Set task:
Here are some records; copy every line that holds the word "Display".

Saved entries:
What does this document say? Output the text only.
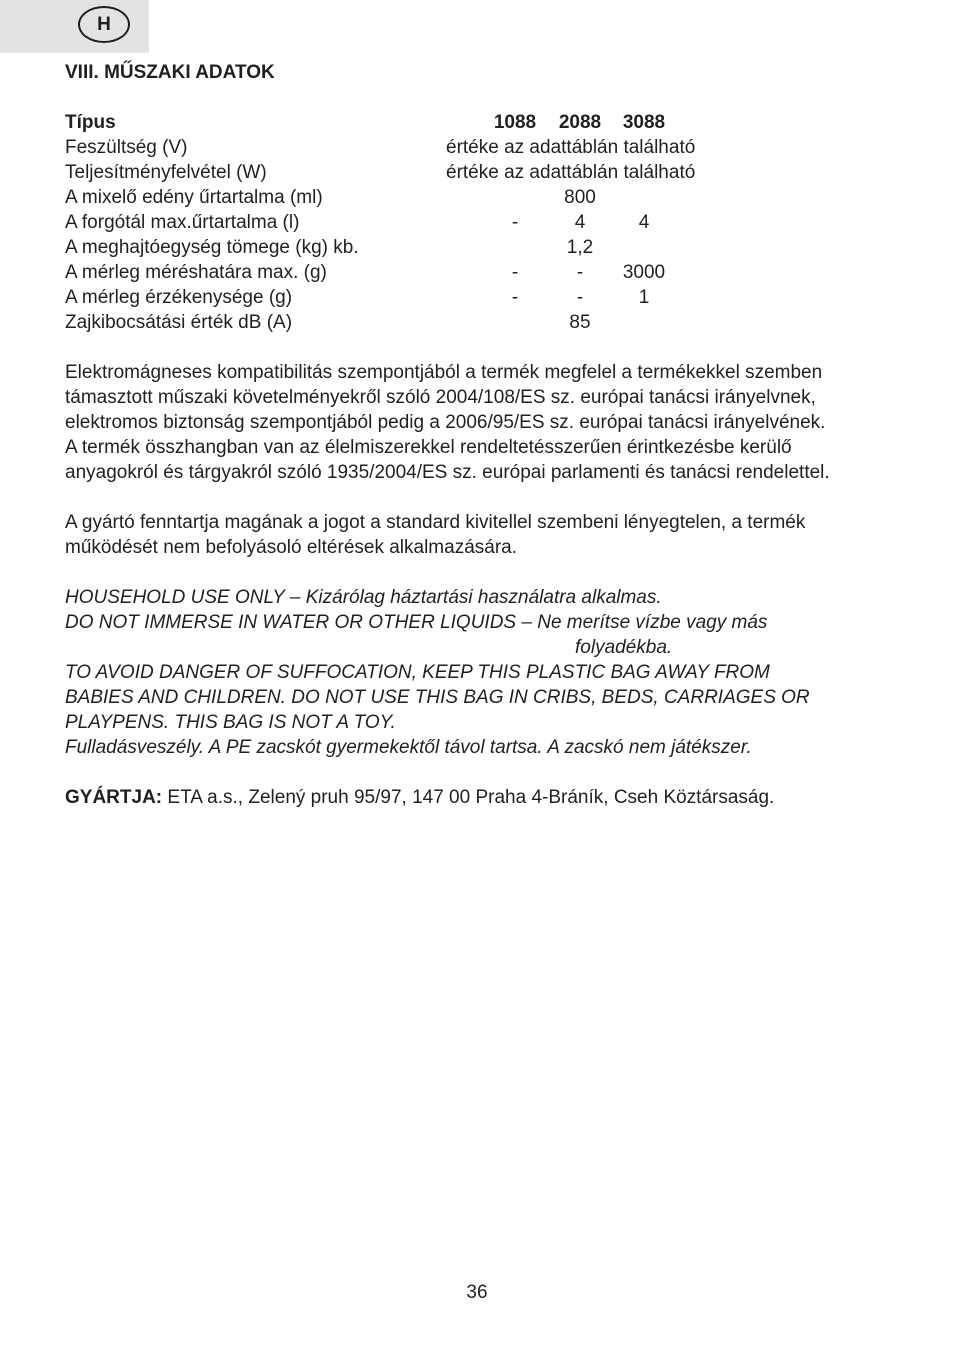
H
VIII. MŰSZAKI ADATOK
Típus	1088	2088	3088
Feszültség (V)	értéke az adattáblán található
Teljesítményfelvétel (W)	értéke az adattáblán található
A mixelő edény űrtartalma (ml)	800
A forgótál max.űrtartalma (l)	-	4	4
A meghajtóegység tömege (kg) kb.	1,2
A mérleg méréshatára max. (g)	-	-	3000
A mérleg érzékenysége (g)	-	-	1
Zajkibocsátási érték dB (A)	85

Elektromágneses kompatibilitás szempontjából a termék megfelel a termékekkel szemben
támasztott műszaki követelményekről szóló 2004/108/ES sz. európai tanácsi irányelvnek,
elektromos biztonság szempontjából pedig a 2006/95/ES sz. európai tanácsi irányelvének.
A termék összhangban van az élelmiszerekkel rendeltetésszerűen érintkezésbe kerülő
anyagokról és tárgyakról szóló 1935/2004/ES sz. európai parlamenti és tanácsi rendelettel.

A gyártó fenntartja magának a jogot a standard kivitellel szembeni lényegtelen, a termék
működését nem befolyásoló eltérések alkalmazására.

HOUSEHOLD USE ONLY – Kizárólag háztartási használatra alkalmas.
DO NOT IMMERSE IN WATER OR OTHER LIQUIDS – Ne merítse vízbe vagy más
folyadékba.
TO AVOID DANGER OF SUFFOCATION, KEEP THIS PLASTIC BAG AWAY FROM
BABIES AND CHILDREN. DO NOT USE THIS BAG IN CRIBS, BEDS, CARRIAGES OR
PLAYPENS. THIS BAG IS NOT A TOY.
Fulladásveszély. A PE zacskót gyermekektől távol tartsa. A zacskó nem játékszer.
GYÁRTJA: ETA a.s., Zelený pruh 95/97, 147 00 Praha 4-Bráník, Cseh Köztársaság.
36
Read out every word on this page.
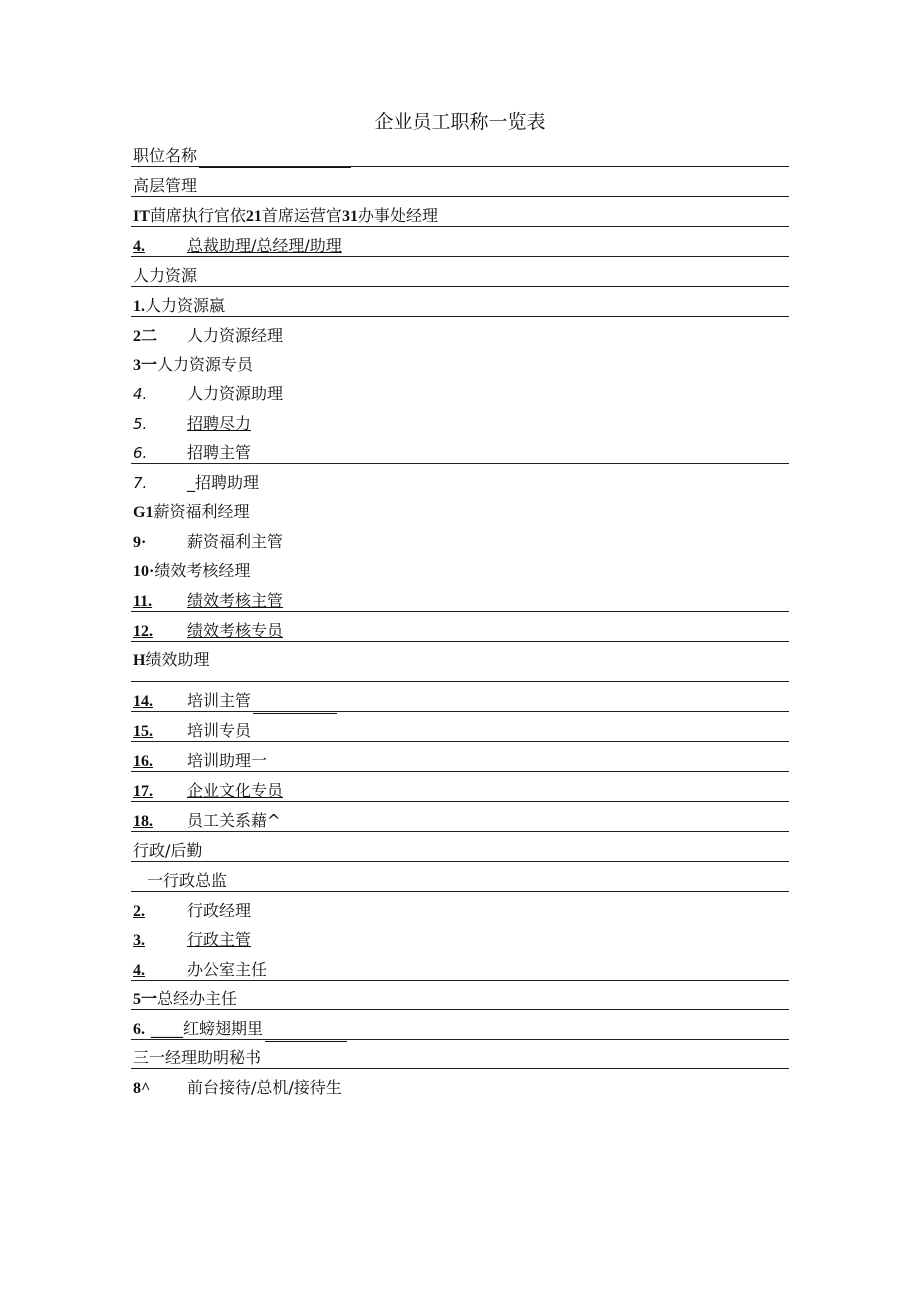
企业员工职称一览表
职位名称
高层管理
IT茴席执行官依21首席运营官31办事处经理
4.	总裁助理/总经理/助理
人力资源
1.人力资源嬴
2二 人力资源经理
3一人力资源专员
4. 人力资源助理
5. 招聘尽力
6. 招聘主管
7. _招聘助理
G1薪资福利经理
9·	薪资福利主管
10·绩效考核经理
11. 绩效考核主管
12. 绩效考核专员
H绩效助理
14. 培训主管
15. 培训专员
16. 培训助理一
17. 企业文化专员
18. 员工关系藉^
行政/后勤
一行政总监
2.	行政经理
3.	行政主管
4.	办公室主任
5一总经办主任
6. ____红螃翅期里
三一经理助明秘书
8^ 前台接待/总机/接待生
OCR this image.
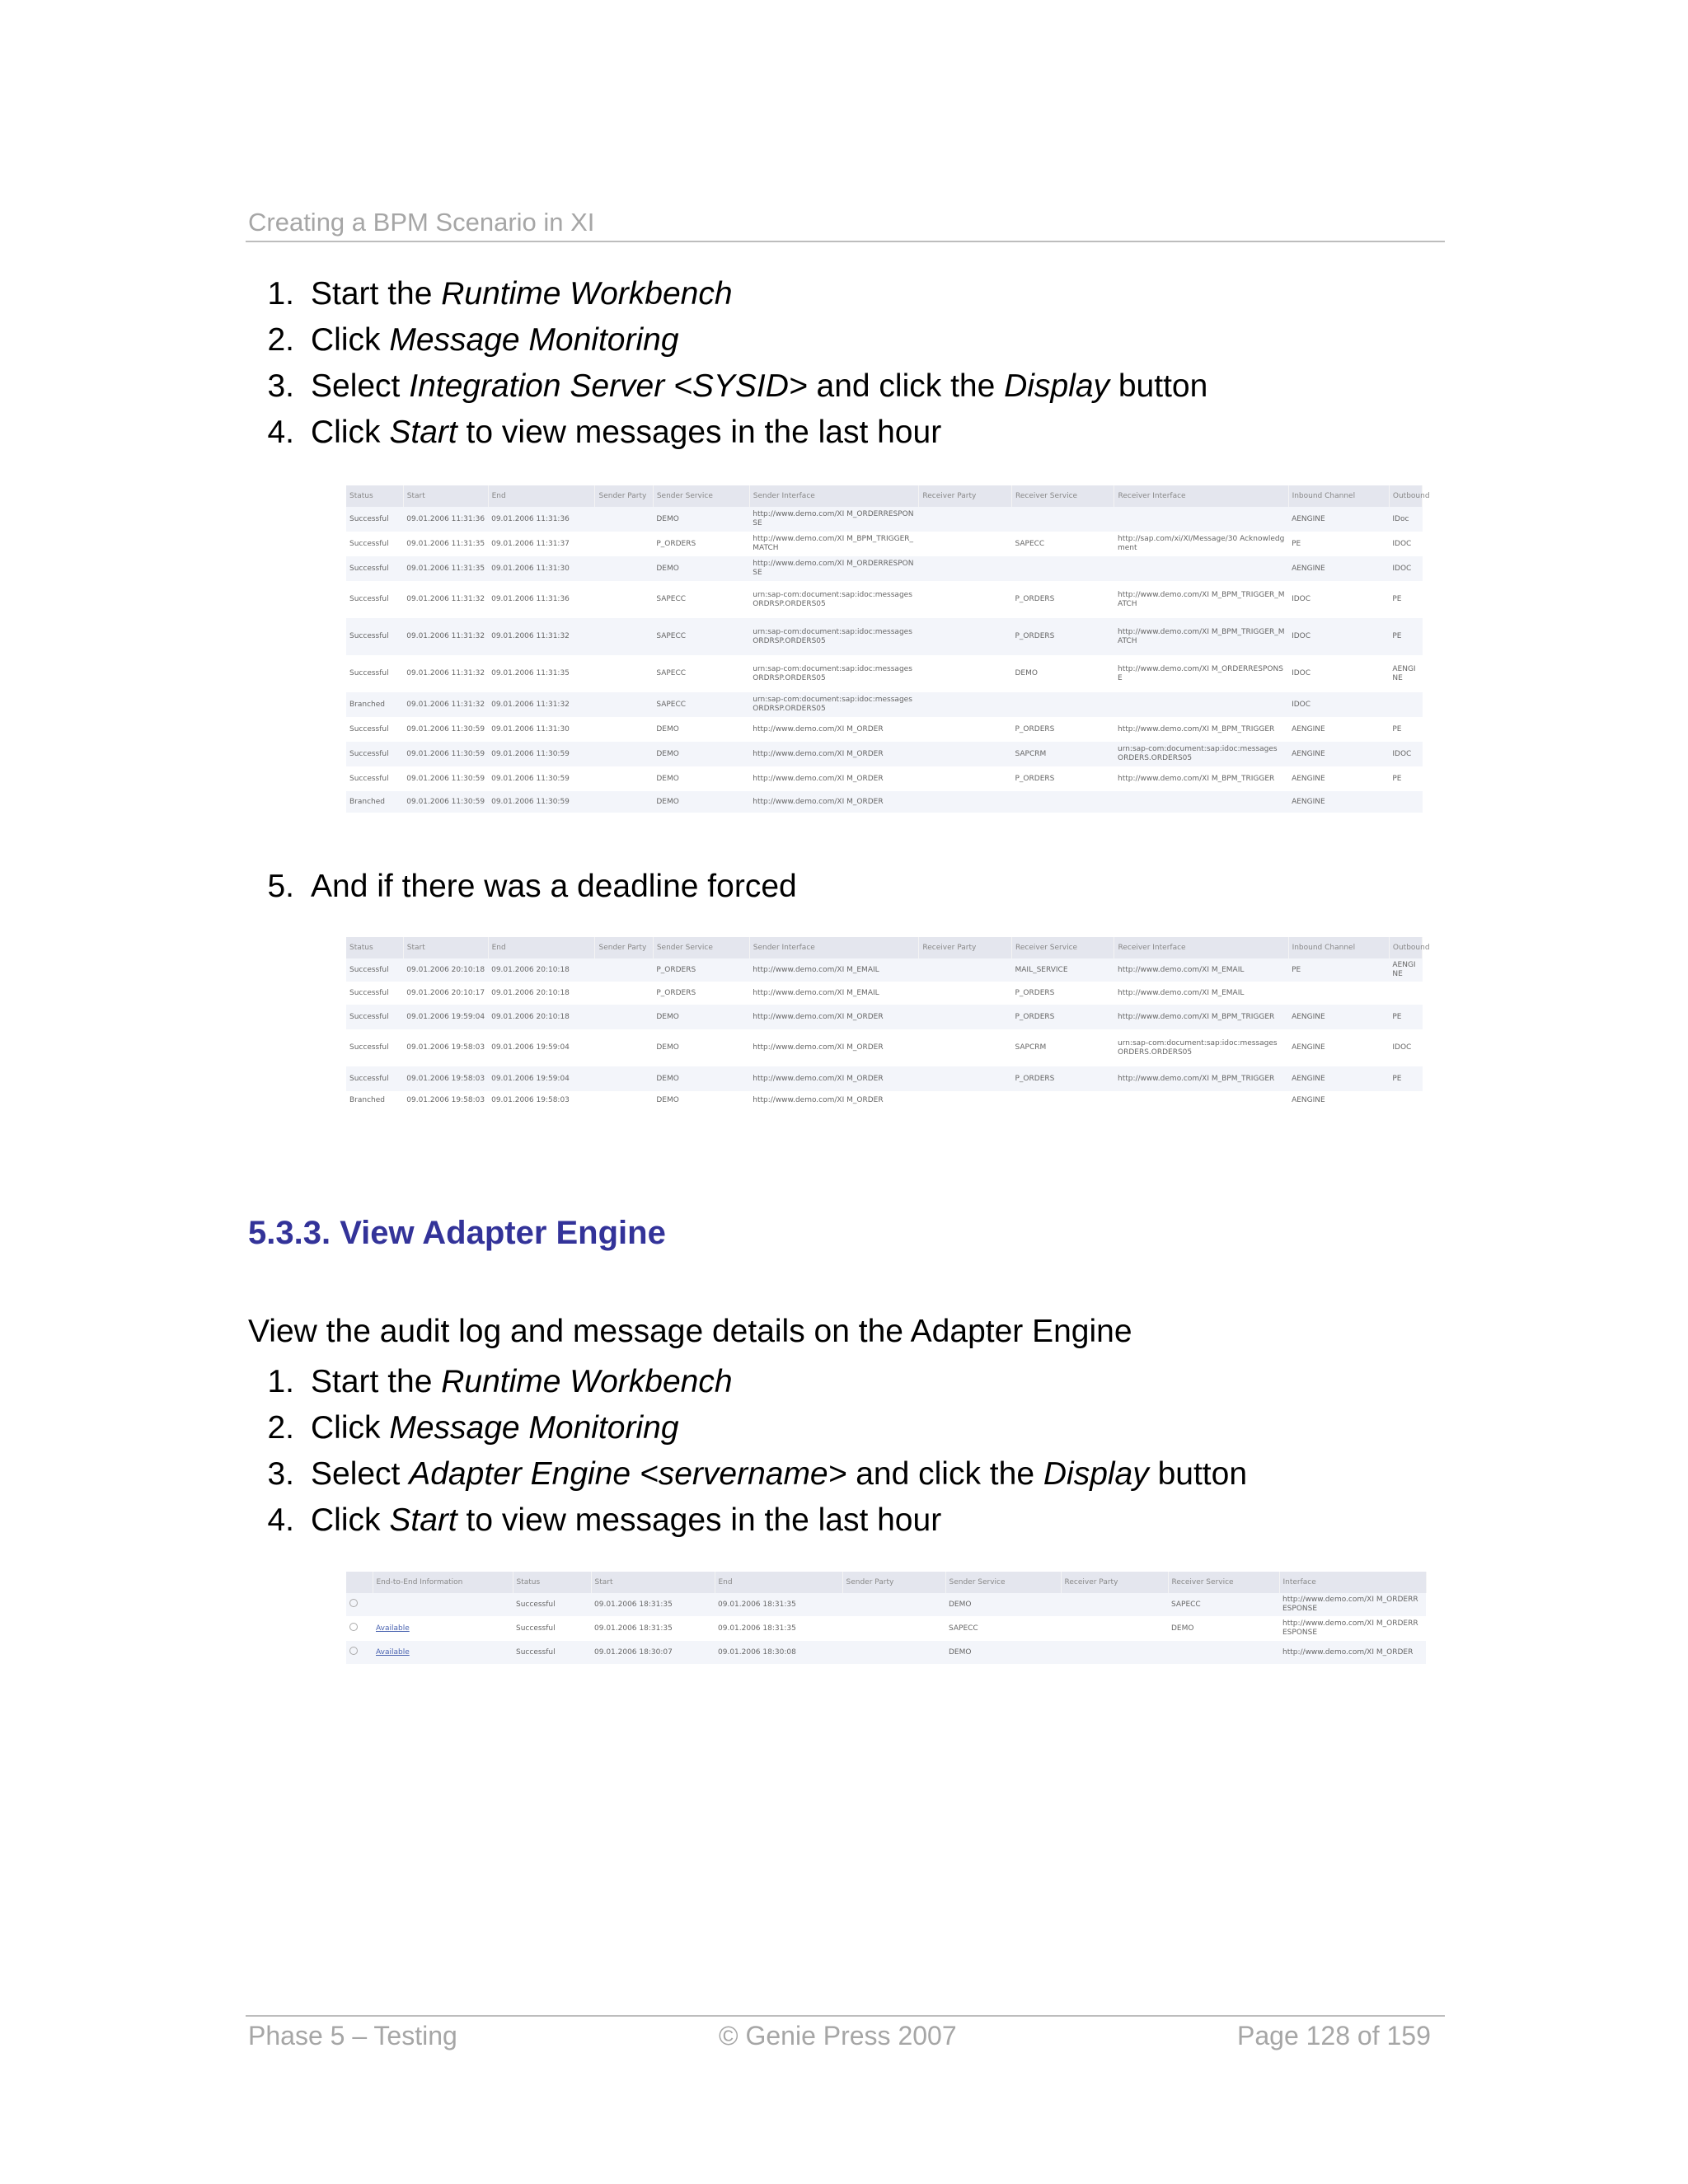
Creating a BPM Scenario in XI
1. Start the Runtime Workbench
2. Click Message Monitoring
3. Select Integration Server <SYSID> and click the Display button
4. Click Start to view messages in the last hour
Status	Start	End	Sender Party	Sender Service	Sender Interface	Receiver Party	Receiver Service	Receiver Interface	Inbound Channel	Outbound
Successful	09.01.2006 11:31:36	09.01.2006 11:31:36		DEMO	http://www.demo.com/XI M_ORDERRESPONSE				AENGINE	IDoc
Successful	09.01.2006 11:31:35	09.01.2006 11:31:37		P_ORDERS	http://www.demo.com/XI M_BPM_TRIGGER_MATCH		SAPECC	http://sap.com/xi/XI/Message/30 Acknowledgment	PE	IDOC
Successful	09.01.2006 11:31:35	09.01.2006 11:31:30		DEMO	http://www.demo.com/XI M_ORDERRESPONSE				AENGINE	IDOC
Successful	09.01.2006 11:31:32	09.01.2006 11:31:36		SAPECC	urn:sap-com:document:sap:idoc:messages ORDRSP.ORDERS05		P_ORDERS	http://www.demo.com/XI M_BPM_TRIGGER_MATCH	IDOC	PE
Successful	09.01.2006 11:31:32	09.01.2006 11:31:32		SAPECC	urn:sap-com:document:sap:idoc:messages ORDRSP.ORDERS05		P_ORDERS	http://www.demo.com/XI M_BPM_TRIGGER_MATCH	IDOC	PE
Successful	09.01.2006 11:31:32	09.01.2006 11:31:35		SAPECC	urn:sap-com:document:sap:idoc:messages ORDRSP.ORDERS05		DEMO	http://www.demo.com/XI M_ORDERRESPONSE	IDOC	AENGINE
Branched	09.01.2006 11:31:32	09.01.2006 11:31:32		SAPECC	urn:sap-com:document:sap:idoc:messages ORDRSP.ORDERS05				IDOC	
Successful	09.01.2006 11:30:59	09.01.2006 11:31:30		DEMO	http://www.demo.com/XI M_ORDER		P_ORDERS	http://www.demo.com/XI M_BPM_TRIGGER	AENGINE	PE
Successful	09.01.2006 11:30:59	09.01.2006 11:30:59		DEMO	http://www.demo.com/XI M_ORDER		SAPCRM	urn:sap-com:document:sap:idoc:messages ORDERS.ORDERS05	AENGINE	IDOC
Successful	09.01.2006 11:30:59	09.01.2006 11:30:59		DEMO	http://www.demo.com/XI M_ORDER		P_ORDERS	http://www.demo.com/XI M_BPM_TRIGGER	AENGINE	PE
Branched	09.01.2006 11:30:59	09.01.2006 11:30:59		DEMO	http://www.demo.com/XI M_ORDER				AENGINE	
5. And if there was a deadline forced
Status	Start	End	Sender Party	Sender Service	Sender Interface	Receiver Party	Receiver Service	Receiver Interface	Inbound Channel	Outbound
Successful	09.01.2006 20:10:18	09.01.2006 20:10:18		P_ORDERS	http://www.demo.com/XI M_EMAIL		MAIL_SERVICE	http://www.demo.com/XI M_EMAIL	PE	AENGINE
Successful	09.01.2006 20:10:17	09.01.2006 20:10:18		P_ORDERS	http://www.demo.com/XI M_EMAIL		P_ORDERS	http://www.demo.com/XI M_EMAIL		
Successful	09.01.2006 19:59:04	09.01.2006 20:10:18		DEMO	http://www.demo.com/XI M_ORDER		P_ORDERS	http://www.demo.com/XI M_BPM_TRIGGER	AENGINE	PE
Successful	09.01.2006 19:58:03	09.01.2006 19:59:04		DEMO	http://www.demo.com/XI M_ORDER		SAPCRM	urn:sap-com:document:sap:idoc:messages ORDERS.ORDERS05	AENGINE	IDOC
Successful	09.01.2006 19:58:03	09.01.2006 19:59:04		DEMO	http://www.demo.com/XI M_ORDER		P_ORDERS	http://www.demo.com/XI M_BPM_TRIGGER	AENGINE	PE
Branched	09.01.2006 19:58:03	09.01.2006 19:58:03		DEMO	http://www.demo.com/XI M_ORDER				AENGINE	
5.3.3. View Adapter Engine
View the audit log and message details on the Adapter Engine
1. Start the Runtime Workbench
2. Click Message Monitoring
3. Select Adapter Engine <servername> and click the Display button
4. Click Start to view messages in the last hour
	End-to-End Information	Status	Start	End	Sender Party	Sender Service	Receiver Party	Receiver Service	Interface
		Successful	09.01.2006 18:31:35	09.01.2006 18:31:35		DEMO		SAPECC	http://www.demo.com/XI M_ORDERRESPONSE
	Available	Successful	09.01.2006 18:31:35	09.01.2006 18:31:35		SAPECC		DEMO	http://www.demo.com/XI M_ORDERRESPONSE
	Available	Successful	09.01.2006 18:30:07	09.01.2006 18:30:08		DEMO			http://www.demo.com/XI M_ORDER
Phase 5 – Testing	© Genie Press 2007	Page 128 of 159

Final answer:
3. Select Integration Server <SYSID> and click the Display button
3. Select Adapter Engine <servername> and click the Display button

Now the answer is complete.